◆ Task directions
Your task is to copy the listing exactly. Drop any pictures from the copy.

— Start of Task material —

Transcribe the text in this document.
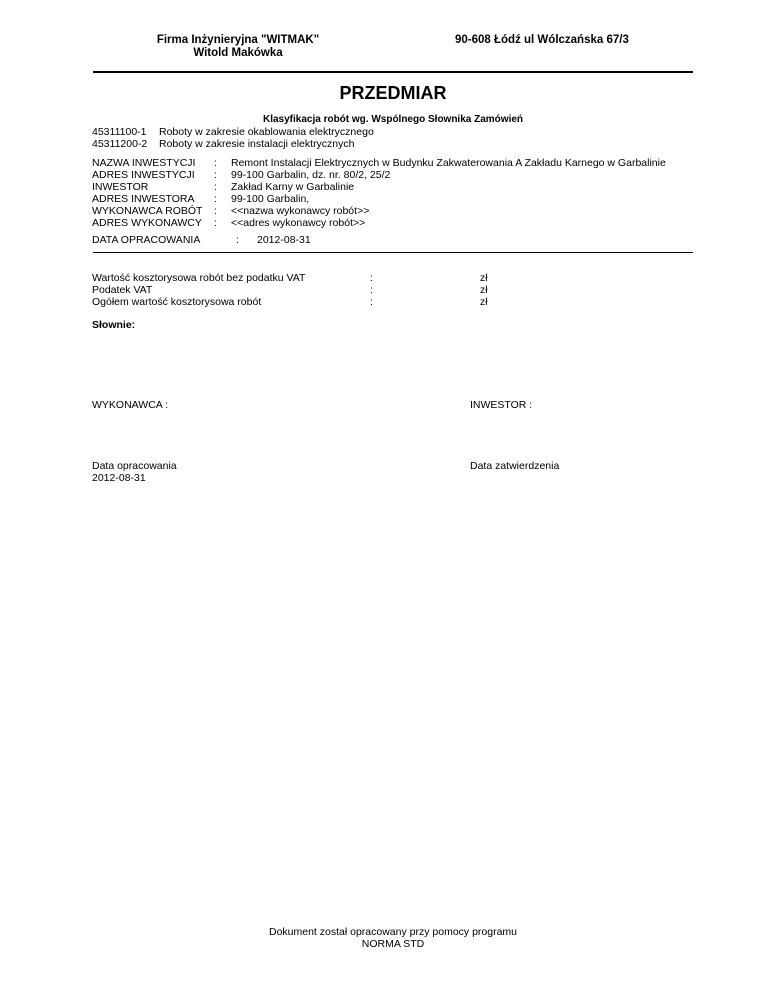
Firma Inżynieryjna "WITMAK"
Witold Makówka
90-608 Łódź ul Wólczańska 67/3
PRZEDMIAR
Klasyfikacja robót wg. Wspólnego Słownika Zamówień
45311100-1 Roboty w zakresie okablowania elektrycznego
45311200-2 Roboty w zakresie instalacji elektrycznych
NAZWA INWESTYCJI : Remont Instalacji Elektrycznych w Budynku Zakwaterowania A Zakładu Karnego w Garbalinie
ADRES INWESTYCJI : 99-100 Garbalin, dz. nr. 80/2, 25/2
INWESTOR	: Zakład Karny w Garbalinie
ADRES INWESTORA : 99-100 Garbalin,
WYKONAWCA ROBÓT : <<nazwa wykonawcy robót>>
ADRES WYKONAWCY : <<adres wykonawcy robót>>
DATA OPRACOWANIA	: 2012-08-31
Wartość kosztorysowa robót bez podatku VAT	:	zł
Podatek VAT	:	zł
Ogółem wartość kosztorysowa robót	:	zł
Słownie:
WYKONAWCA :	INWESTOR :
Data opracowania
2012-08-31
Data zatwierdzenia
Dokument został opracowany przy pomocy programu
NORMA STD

— End of Task material —

◆ Complete response
Transcribe the text in this document.
Firma Inżynieryjna "WITMAK"
Witold Makówka
90-608 Łódź ul Wólczańska 67/3
PRZEDMIAR
Klasyfikacja robót wg. Wspólnego Słownika Zamówień
45311100-1 Roboty w zakresie okablowania elektrycznego
45311200-2 Roboty w zakresie instalacji elektrycznych
NAZWA INWESTYCJI : Remont Instalacji Elektrycznych w Budynku Zakwaterowania A Zakładu Karnego w Garbalinie
ADRES INWESTYCJI : 99-100 Garbalin, dz. nr. 80/2, 25/2
INWESTOR	: Zakład Karny w Garbalinie
ADRES INWESTORA : 99-100 Garbalin,
WYKONAWCA ROBÓT : <<nazwa wykonawcy robót>>
ADRES WYKONAWCY : <<adres wykonawcy robót>>
DATA OPRACOWANIA	: 2012-08-31
Wartość kosztorysowa robót bez podatku VAT	:	zł
Podatek VAT	:	zł
Ogółem wartość kosztorysowa robót	:	zł
Słownie:
WYKONAWCA :	INWESTOR :
Data opracowania
2012-08-31
Data zatwierdzenia
Dokument został opracowany przy pomocy programu
NORMA STD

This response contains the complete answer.